-- Records supplied start --

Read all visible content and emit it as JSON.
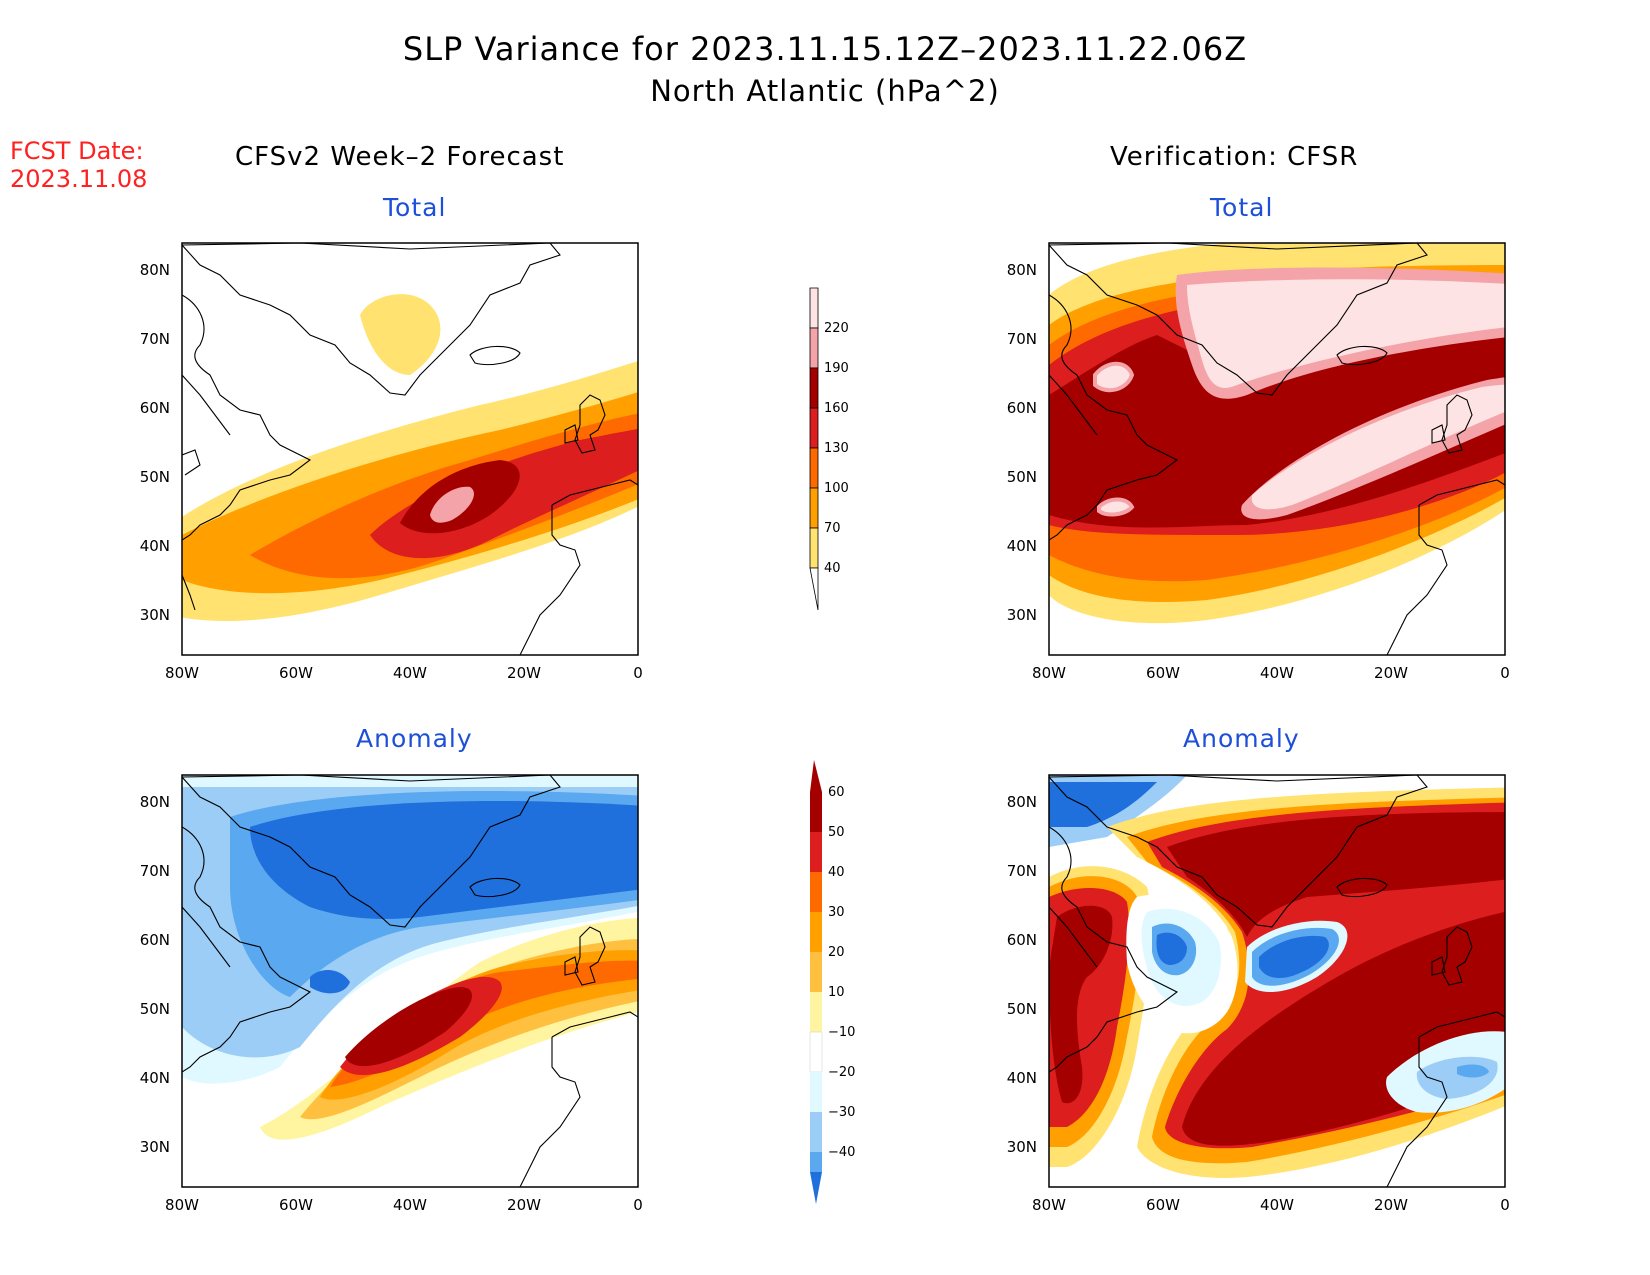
{
  "header": {
    "title_line1": "SLP Variance for 2023.11.15.12Z–2023.11.22.06Z",
    "title_line2": "North Atlantic (hPa^2)",
    "fcst_label": "FCST Date:",
    "fcst_date": "2023.11.08"
  },
  "columns": {
    "left_title": "CFSv2 Week–2 Forecast",
    "right_title": "Verification: CFSR"
  },
  "panels": {
    "top_left_label": "Total",
    "top_right_label": "Total",
    "bottom_left_label": "Anomaly",
    "bottom_right_label": "Anomaly"
  },
  "axes": {
    "lat_labels": [
      "80N",
      "70N",
      "60N",
      "50N",
      "40N",
      "30N"
    ],
    "lon_labels": [
      "80W",
      "60W",
      "40W",
      "20W",
      "0"
    ]
  },
  "total_colorbar": {
    "levels": [
      "220",
      "190",
      "160",
      "130",
      "100",
      "70",
      "40"
    ],
    "colors": [
      "#fde3e3",
      "#f4a3a8",
      "#a50000",
      "#dc1e1e",
      "#ff6a00",
      "#ffa000",
      "#ffe270"
    ]
  },
  "anomaly_colorbar": {
    "levels": [
      "60",
      "50",
      "40",
      "30",
      "20",
      "10",
      "−10",
      "−20",
      "−30",
      "−40"
    ],
    "colors": [
      "#a50000",
      "#dc1e1e",
      "#ff6a00",
      "#ffa000",
      "#ffc040",
      "#fff5a0",
      "#ffffff",
      "#e0f8ff",
      "#9ccdf6",
      "#5aa8f0",
      "#1f6fdc"
    ]
  }
}
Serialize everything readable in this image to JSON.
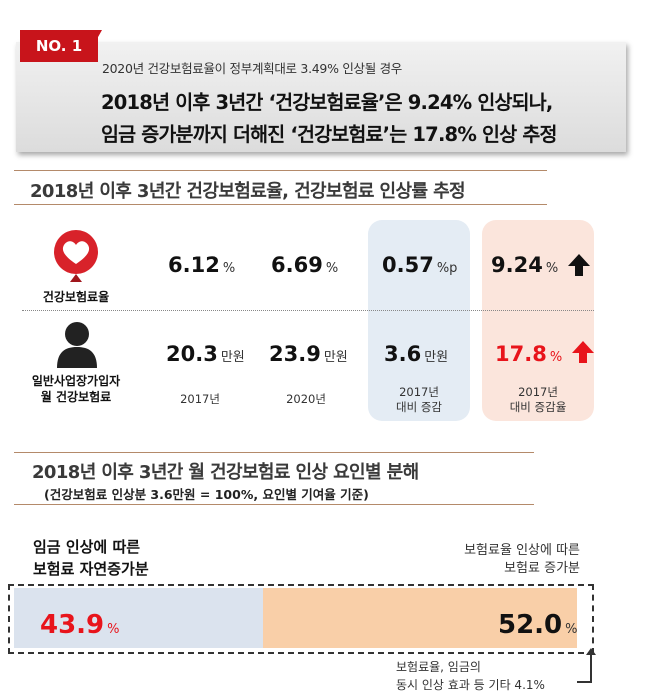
{
  "header": {
    "badge": "NO. 1",
    "subtitle": "2020년 건강보험료율이 정부계획대로 3.49% 인상될 경우",
    "headline_1": "2018년 이후 3년간 ‘건강보험료율’은 9.24% 인상되나,",
    "headline_2": "임금 증가분까지 더해진 ‘건강보험료’는 17.8% 인상 추정"
  },
  "section1": {
    "title": "2018년 이후 3년간 건강보험료율, 건강보험료 인상률 추정",
    "rows": [
      {
        "label": "건강보험료율",
        "icon": "heart-icon",
        "v2017": "6.12",
        "u2017": "%",
        "v2020": "6.69",
        "u2020": "%",
        "change": "0.57",
        "change_unit": "%p",
        "rate": "9.24",
        "rate_unit": "%"
      },
      {
        "label_1": "일반사업장가입자",
        "label_2": "월 건강보험료",
        "icon": "person-icon",
        "v2017": "20.3",
        "u2017": "만원",
        "v2020": "23.9",
        "u2020": "만원",
        "change": "3.6",
        "change_unit": "만원",
        "rate": "17.8",
        "rate_unit": "%"
      }
    ],
    "col_2017": "2017년",
    "col_2020": "2020년",
    "col_change_1": "2017년",
    "col_change_2": "대비 증감",
    "col_rate_1": "2017년",
    "col_rate_2": "대비 증감율",
    "colors": {
      "accent_red": "#e8141b",
      "blue_col": "#e4ecf4",
      "pink_col": "#fbe5dc"
    }
  },
  "section2": {
    "title": "2018년 이후 3년간 월 건강보험료 인상 요인별 분해",
    "subtitle": "(건강보험료 인상분 3.6만원 = 100%, 요인별 기여율 기준)",
    "left_label_1": "임금 인상에 따른",
    "left_label_2": "보험료 자연증가분",
    "right_label_1": "보험료율 인상에 따른",
    "right_label_2": "보험료 증가분",
    "note_1": "보험료율, 임금의",
    "note_2": "동시 인상 효과 등 기타 4.1%"
  },
  "chart_data": {
    "type": "bar",
    "stacked": true,
    "categories": [
      "임금 인상에 따른 보험료 자연증가분",
      "보험료율 인상에 따른 보험료 증가분",
      "보험료율, 임금의 동시 인상 효과 등 기타"
    ],
    "values": [
      43.9,
      52.0,
      4.1
    ],
    "value_labels": [
      "43.9",
      "52.0",
      "4.1%"
    ],
    "unit": "%",
    "colors": [
      "#dbe3ee",
      "#f9cfa8",
      "#ffffff"
    ]
  }
}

-- Records supplied end --

Work instructions → Pick out the lines containing the word "subtitle" and show them.

Result for this exercise →
    "subtitle": "2020년 건강보험료율이 정부계획대로 3.49% 인상될 경우",
    "subtitle": "(건강보험료 인상분 3.6만원 = 100%, 요인별 기여율 기준)",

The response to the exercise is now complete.